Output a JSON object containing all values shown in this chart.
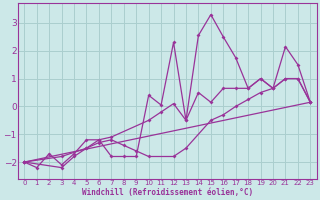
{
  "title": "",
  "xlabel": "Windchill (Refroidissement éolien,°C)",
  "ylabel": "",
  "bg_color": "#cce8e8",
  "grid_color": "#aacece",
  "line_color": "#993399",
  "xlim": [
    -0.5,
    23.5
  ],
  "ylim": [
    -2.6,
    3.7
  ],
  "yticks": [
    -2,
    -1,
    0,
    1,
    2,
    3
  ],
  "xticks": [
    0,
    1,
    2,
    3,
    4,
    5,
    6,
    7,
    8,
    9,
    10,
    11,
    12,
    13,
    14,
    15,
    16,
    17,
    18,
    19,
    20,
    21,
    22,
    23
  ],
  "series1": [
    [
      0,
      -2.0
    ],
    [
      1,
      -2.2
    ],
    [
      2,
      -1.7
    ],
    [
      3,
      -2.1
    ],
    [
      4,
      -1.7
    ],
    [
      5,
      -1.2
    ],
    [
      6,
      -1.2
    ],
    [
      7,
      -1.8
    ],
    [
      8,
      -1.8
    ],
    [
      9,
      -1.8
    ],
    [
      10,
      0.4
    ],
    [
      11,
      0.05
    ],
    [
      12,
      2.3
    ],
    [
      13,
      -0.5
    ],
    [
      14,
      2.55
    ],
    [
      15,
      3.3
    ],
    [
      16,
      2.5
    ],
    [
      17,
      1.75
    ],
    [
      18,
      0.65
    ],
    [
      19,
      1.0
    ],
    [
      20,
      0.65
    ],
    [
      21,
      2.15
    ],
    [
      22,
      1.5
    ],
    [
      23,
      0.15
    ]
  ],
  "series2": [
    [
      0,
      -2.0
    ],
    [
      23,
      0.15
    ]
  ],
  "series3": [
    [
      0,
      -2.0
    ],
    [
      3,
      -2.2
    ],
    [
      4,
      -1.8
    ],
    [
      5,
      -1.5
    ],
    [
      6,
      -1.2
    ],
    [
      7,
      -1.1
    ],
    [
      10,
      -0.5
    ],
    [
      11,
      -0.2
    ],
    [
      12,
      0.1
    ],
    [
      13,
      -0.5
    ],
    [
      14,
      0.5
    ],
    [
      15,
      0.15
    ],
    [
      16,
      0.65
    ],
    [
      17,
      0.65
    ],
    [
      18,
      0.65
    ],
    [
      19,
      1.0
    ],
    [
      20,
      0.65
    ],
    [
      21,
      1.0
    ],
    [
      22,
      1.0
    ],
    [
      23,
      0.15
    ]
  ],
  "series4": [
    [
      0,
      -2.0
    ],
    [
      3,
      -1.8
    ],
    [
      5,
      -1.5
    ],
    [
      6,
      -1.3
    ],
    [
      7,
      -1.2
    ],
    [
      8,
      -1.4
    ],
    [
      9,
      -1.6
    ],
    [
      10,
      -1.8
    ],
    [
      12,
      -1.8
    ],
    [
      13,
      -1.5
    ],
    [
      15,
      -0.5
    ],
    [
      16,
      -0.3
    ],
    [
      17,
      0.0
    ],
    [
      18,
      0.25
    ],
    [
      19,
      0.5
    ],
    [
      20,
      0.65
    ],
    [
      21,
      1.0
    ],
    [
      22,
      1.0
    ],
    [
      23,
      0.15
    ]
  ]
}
========
**GIVEN REQUEST**
Extract every line of the data exactly; pictures stay out.

**THE SOLUTION**
Output a JSON object containing all values shown in this chart.
{
  "title": "",
  "xlabel": "Windchill (Refroidissement éolien,°C)",
  "ylabel": "",
  "bg_color": "#cce8e8",
  "grid_color": "#aacece",
  "line_color": "#993399",
  "xlim": [
    -0.5,
    23.5
  ],
  "ylim": [
    -2.6,
    3.7
  ],
  "yticks": [
    -2,
    -1,
    0,
    1,
    2,
    3
  ],
  "xticks": [
    0,
    1,
    2,
    3,
    4,
    5,
    6,
    7,
    8,
    9,
    10,
    11,
    12,
    13,
    14,
    15,
    16,
    17,
    18,
    19,
    20,
    21,
    22,
    23
  ],
  "series1": [
    [
      0,
      -2.0
    ],
    [
      1,
      -2.2
    ],
    [
      2,
      -1.7
    ],
    [
      3,
      -2.1
    ],
    [
      4,
      -1.7
    ],
    [
      5,
      -1.2
    ],
    [
      6,
      -1.2
    ],
    [
      7,
      -1.8
    ],
    [
      8,
      -1.8
    ],
    [
      9,
      -1.8
    ],
    [
      10,
      0.4
    ],
    [
      11,
      0.05
    ],
    [
      12,
      2.3
    ],
    [
      13,
      -0.5
    ],
    [
      14,
      2.55
    ],
    [
      15,
      3.3
    ],
    [
      16,
      2.5
    ],
    [
      17,
      1.75
    ],
    [
      18,
      0.65
    ],
    [
      19,
      1.0
    ],
    [
      20,
      0.65
    ],
    [
      21,
      2.15
    ],
    [
      22,
      1.5
    ],
    [
      23,
      0.15
    ]
  ],
  "series2": [
    [
      0,
      -2.0
    ],
    [
      23,
      0.15
    ]
  ],
  "series3": [
    [
      0,
      -2.0
    ],
    [
      3,
      -2.2
    ],
    [
      4,
      -1.8
    ],
    [
      5,
      -1.5
    ],
    [
      6,
      -1.2
    ],
    [
      7,
      -1.1
    ],
    [
      10,
      -0.5
    ],
    [
      11,
      -0.2
    ],
    [
      12,
      0.1
    ],
    [
      13,
      -0.5
    ],
    [
      14,
      0.5
    ],
    [
      15,
      0.15
    ],
    [
      16,
      0.65
    ],
    [
      17,
      0.65
    ],
    [
      18,
      0.65
    ],
    [
      19,
      1.0
    ],
    [
      20,
      0.65
    ],
    [
      21,
      1.0
    ],
    [
      22,
      1.0
    ],
    [
      23,
      0.15
    ]
  ],
  "series4": [
    [
      0,
      -2.0
    ],
    [
      3,
      -1.8
    ],
    [
      5,
      -1.5
    ],
    [
      6,
      -1.3
    ],
    [
      7,
      -1.2
    ],
    [
      8,
      -1.4
    ],
    [
      9,
      -1.6
    ],
    [
      10,
      -1.8
    ],
    [
      12,
      -1.8
    ],
    [
      13,
      -1.5
    ],
    [
      15,
      -0.5
    ],
    [
      16,
      -0.3
    ],
    [
      17,
      0.0
    ],
    [
      18,
      0.25
    ],
    [
      19,
      0.5
    ],
    [
      20,
      0.65
    ],
    [
      21,
      1.0
    ],
    [
      22,
      1.0
    ],
    [
      23,
      0.15
    ]
  ]
}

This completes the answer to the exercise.